[Records from a data collection]
++++++++++
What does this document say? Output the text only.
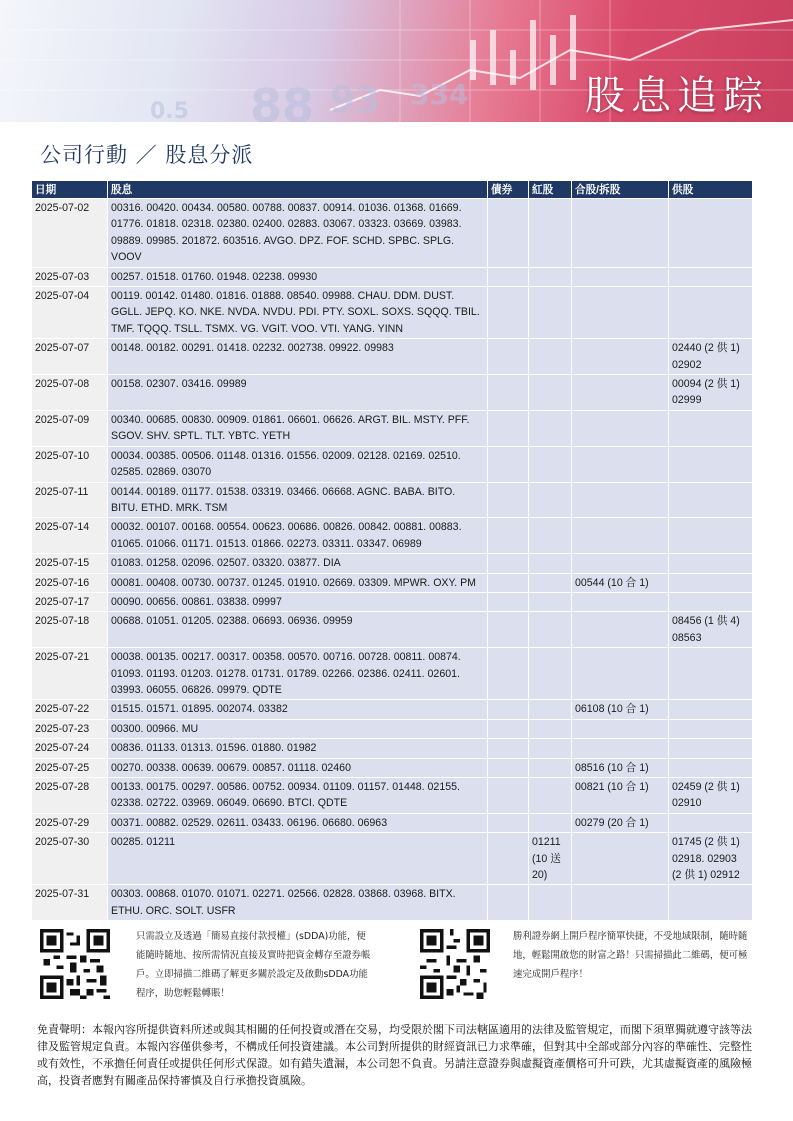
88 93 334
0.5	股息追踪
公司行動 ／ 股息分派
日期	股息	債券	紅股	合股/拆股	供股
2025-07-02	00316. 00420. 00434. 00580. 00788. 00837. 00914. 01036. 01368. 01669. 01776. 01818. 02318. 02380. 02400. 02883. 03067. 03323. 03669. 03983. 09889. 09985. 201872. 603516. AVGO. DPZ. FOF. SCHD. SPBC. SPLG. VOOV				
2025-07-03	00257. 01518. 01760. 01948. 02238. 09930				
2025-07-04	00119. 00142. 01480. 01816. 01888. 08540. 09988. CHAU. DDM. DUST. GGLL. JEPQ. KO. NKE. NVDA. NVDU. PDI. PTY. SOXL. SOXS. SQQQ. TBIL. TMF. TQQQ. TSLL. TSMX. VG. VGIT. VOO. VTI. YANG. YINN				
2025-07-07	00148. 00182. 00291. 01418. 02232. 002738. 09922. 09983				02440 (2 供 1) 02902
2025-07-08	00158. 02307. 03416. 09989				00094 (2 供 1) 02999
2025-07-09	00340. 00685. 00830. 00909. 01861. 06601. 06626. ARGT. BIL. MSTY. PFF. SGOV. SHV. SPTL. TLT. YBTC. YETH				
2025-07-10	00034. 00385. 00506. 01148. 01316. 01556. 02009. 02128. 02169. 02510. 02585. 02869. 03070				
2025-07-11	00144. 00189. 01177. 01538. 03319. 03466. 06668. AGNC. BABA. BITO. BITU. ETHD. MRK. TSM				
2025-07-14	00032. 00107. 00168. 00554. 00623. 00686. 00826. 00842. 00881. 00883. 01065. 01066. 01171. 01513. 01866. 02273. 03311. 03347. 06989				
2025-07-15	01083. 01258. 02096. 02507. 03320. 03877. DIA				
2025-07-16	00081. 00408. 00730. 00737. 01245. 01910. 02669. 03309. MPWR. OXY. PM			00544 (10 合 1)	
2025-07-17	00090. 00656. 00861. 03838. 09997				
2025-07-18	00688. 01051. 01205. 02388. 06693. 06936. 09959				08456 (1 供 4) 08563
2025-07-21	00038. 00135. 00217. 00317. 00358. 00570. 00716. 00728. 00811. 00874. 01093. 01193. 01203. 01278. 01731. 01789. 02266. 02386. 02411. 02601. 03993. 06055. 06826. 09979. QDTE				
2025-07-22	01515. 01571. 01895. 002074. 03382			06108 (10 合 1)	
2025-07-23	00300. 00966. MU				
2025-07-24	00836. 01133. 01313. 01596. 01880. 01982				
2025-07-25	00270. 00338. 00639. 00679. 00857. 01118. 02460			08516 (10 合 1)	
2025-07-28	00133. 00175. 00297. 00586. 00752. 00934. 01109. 01157. 01448. 02155. 02338. 02722. 03969. 06049. 06690. BTCI. QDTE			00821 (10 合 1)	02459 (2 供 1) 02910
2025-07-29	00371. 00882. 02529. 02611. 03433. 06196. 06680. 06963			00279 (20 合 1)	
2025-07-30	00285. 01211		01211 (10 送 20)		01745 (2 供 1) 02918. 02903 (2 供 1) 02912
2025-07-31	00303. 00868. 01070. 01071. 02271. 02566. 02828. 03868. 03968. BITX. ETHU. ORC. SOLT. USFR				
只需設立及透過「簡易直接付款授權」(sDDA)功能，便能隨時隨地、按所需情況直接及實時把資金轉存至證券帳戶。立即掃描二維碼了解更多關於設定及啟動sDDA功能程序，助您輕鬆轉賬！
勝利證券網上開戶程序簡單快捷，不受地域限制，隨時隨地，輕鬆開啟您的財富之路！只需掃描此二維碼，便可極速完成開戶程序！
免責聲明：本報內容所提供資料所述或與其相關的任何投資或潛在交易，均受限於閣下司法轄區適用的法律及監管規定，而閣下須單獨就遵守該等法律及監管規定負責。本報內容僅供參考，不構成任何投資建議。本公司對所提供的財經資訊已力求準確，但對其中全部或部分內容的準確性、完整性或有效性，不承擔任何責任或提供任何形式保證。如有錯失遺漏，本公司恕不負責。另請注意證券與虛擬資產價格可升可跌，尤其虛擬資產的風險極高，投資者應對有關產品保持審慎及自行承擔投資風險。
++++++++++
GOAL -> Transcribe the full listing character for character. Pictures are excluded.

FINAL ANSWER ->
What does this document say? Output the text only.
88 93 334
0.5	股息追踪
公司行動 ／ 股息分派
日期	股息	債券	紅股	合股/拆股	供股
2025-07-02	00316. 00420. 00434. 00580. 00788. 00837. 00914. 01036. 01368. 01669. 01776. 01818. 02318. 02380. 02400. 02883. 03067. 03323. 03669. 03983. 09889. 09985. 201872. 603516. AVGO. DPZ. FOF. SCHD. SPBC. SPLG. VOOV				
2025-07-03	00257. 01518. 01760. 01948. 02238. 09930				
2025-07-04	00119. 00142. 01480. 01816. 01888. 08540. 09988. CHAU. DDM. DUST. GGLL. JEPQ. KO. NKE. NVDA. NVDU. PDI. PTY. SOXL. SOXS. SQQQ. TBIL. TMF. TQQQ. TSLL. TSMX. VG. VGIT. VOO. VTI. YANG. YINN				
2025-07-07	00148. 00182. 00291. 01418. 02232. 002738. 09922. 09983				02440 (2 供 1) 02902
2025-07-08	00158. 02307. 03416. 09989				00094 (2 供 1) 02999
2025-07-09	00340. 00685. 00830. 00909. 01861. 06601. 06626. ARGT. BIL. MSTY. PFF. SGOV. SHV. SPTL. TLT. YBTC. YETH				
2025-07-10	00034. 00385. 00506. 01148. 01316. 01556. 02009. 02128. 02169. 02510. 02585. 02869. 03070				
2025-07-11	00144. 00189. 01177. 01538. 03319. 03466. 06668. AGNC. BABA. BITO. BITU. ETHD. MRK. TSM				
2025-07-14	00032. 00107. 00168. 00554. 00623. 00686. 00826. 00842. 00881. 00883. 01065. 01066. 01171. 01513. 01866. 02273. 03311. 03347. 06989				
2025-07-15	01083. 01258. 02096. 02507. 03320. 03877. DIA				
2025-07-16	00081. 00408. 00730. 00737. 01245. 01910. 02669. 03309. MPWR. OXY. PM			00544 (10 合 1)	
2025-07-17	00090. 00656. 00861. 03838. 09997				
2025-07-18	00688. 01051. 01205. 02388. 06693. 06936. 09959				08456 (1 供 4) 08563
2025-07-21	00038. 00135. 00217. 00317. 00358. 00570. 00716. 00728. 00811. 00874. 01093. 01193. 01203. 01278. 01731. 01789. 02266. 02386. 02411. 02601. 03993. 06055. 06826. 09979. QDTE				
2025-07-22	01515. 01571. 01895. 002074. 03382			06108 (10 合 1)	
2025-07-23	00300. 00966. MU				
2025-07-24	00836. 01133. 01313. 01596. 01880. 01982				
2025-07-25	00270. 00338. 00639. 00679. 00857. 01118. 02460			08516 (10 合 1)	
2025-07-28	00133. 00175. 00297. 00586. 00752. 00934. 01109. 01157. 01448. 02155. 02338. 02722. 03969. 06049. 06690. BTCI. QDTE			00821 (10 合 1)	02459 (2 供 1) 02910
2025-07-29	00371. 00882. 02529. 02611. 03433. 06196. 06680. 06963			00279 (20 合 1)	
2025-07-30	00285. 01211		01211 (10 送 20)		01745 (2 供 1) 02918. 02903 (2 供 1) 02912
2025-07-31	00303. 00868. 01070. 01071. 02271. 02566. 02828. 03868. 03968. BITX. ETHU. ORC. SOLT. USFR				
只需設立及透過「簡易直接付款授權」(sDDA)功能，便能隨時隨地、按所需情況直接及實時把資金轉存至證券帳戶。立即掃描二維碼了解更多關於設定及啟動sDDA功能程序，助您輕鬆轉賬！
勝利證券網上開戶程序簡單快捷，不受地域限制，隨時隨地，輕鬆開啟您的財富之路！只需掃描此二維碼，便可極速完成開戶程序！
免責聲明：本報內容所提供資料所述或與其相關的任何投資或潛在交易，均受限於閣下司法轄區適用的法律及監管規定，而閣下須單獨就遵守該等法律及監管規定負責。本報內容僅供參考，不構成任何投資建議。本公司對所提供的財經資訊已力求準確，但對其中全部或部分內容的準確性、完整性或有效性，不承擔任何責任或提供任何形式保證。如有錯失遺漏，本公司恕不負責。另請注意證券與虛擬資產價格可升可跌，尤其虛擬資產的風險極高，投資者應對有關產品保持審慎及自行承擔投資風險。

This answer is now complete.